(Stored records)
▬▬▬▬▬▬

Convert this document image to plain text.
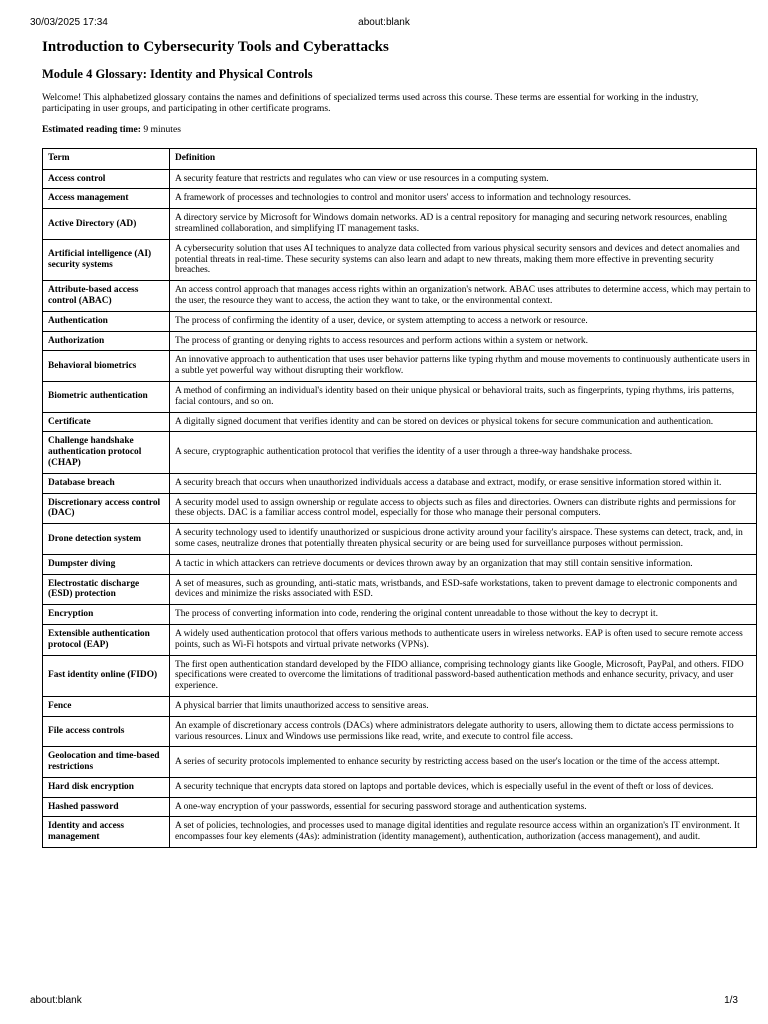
30/03/2025 17:34	about:blank
Introduction to Cybersecurity Tools and Cyberattacks
Module 4 Glossary: Identity and Physical Controls

Welcome! This alphabetized glossary contains the names and definitions of specialized terms used across this course. These terms are essential for working in the industry, participating in user groups, and participating in other certificate programs.

Estimated reading time: 9 minutes

Term	Definition
Access control	A security feature that restricts and regulates who can view or use resources in a computing system.
Access management	A framework of processes and technologies to control and monitor users' access to information and technology resources.
Active Directory (AD)	A directory service by Microsoft for Windows domain networks. AD is a central repository for managing and securing network resources, enabling streamlined collaboration, and simplifying IT management tasks.
Artificial intelligence (AI) security systems	A cybersecurity solution that uses AI techniques to analyze data collected from various physical security sensors and devices and detect anomalies and potential threats in real-time. These security systems can also learn and adapt to new threats, making them more effective in preventing security breaches.
Attribute-based access control (ABAC)	An access control approach that manages access rights within an organization's network. ABAC uses attributes to determine access, which may pertain to the user, the resource they want to access, the action they want to take, or the environmental context.
Authentication	The process of confirming the identity of a user, device, or system attempting to access a network or resource.
Authorization	The process of granting or denying rights to access resources and perform actions within a system or network.
Behavioral biometrics	An innovative approach to authentication that uses user behavior patterns like typing rhythm and mouse movements to continuously authenticate users in a subtle yet powerful way without disrupting their workflow.
Biometric authentication	A method of confirming an individual's identity based on their unique physical or behavioral traits, such as fingerprints, typing rhythms, iris patterns, facial contours, and so on.
Certificate	A digitally signed document that verifies identity and can be stored on devices or physical tokens for secure communication and authentication.
Challenge handshake authentication protocol (CHAP)	A secure, cryptographic authentication protocol that verifies the identity of a user through a three-way handshake process.
Database breach	A security breach that occurs when unauthorized individuals access a database and extract, modify, or erase sensitive information stored within it.
Discretionary access control (DAC)	A security model used to assign ownership or regulate access to objects such as files and directories. Owners can distribute rights and permissions for these objects. DAC is a familiar access control model, especially for those who manage their personal computers.
Drone detection system	A security technology used to identify unauthorized or suspicious drone activity around your facility's airspace. These systems can detect, track, and, in some cases, neutralize drones that potentially threaten physical security or are being used for surveillance purposes without permission.
Dumpster diving	A tactic in which attackers can retrieve documents or devices thrown away by an organization that may still contain sensitive information.
Electrostatic discharge (ESD) protection	A set of measures, such as grounding, anti-static mats, wristbands, and ESD-safe workstations, taken to prevent damage to electronic components and devices and minimize the risks associated with ESD.
Encryption	The process of converting information into code, rendering the original content unreadable to those without the key to decrypt it.
Extensible authentication protocol (EAP)	A widely used authentication protocol that offers various methods to authenticate users in wireless networks. EAP is often used to secure remote access points, such as Wi-Fi hotspots and virtual private networks (VPNs).
Fast identity online (FIDO)	The first open authentication standard developed by the FIDO alliance, comprising technology giants like Google, Microsoft, PayPal, and others. FIDO specifications were created to overcome the limitations of traditional password-based authentication methods and enhance security, privacy, and user experience.
Fence	A physical barrier that limits unauthorized access to sensitive areas.
File access controls	An example of discretionary access controls (DACs) where administrators delegate authority to users, allowing them to dictate access permissions to various resources. Linux and Windows use permissions like read, write, and execute to control file access.
Geolocation and time-based restrictions	A series of security protocols implemented to enhance security by restricting access based on the user's location or the time of the access attempt.
Hard disk encryption	A security technique that encrypts data stored on laptops and portable devices, which is especially useful in the event of theft or loss of devices.
Hashed password	A one-way encryption of your passwords, essential for securing password storage and authentication systems.
Identity and access management	A set of policies, technologies, and processes used to manage digital identities and regulate resource access within an organization's IT environment. It encompasses four key elements (4As): administration (identity management), authentication, authorization (access management), and audit.
about:blank	1/3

▬▬▬▬▬▬

**Stated exercise:**
Pick out each line containing "users" and report it.

**Complete answer:**
Access management	A framework of processes and technologies to control and monitor users' access to information and technology resources.
Behavioral biometrics	An innovative approach to authentication that uses user behavior patterns like typing rhythm and mouse movements to continuously authenticate users in a subtle yet powerful way without disrupting their workflow.
Extensible authentication protocol (EAP)	A widely used authentication protocol that offers various methods to authenticate users in wireless networks. EAP is often used to secure remote access points, such as Wi-Fi hotspots and virtual private networks (VPNs).
File access controls	An example of discretionary access controls (DACs) where administrators delegate authority to users, allowing them to dictate access permissions to various resources. Linux and Windows use permissions like read, write, and execute to control file access.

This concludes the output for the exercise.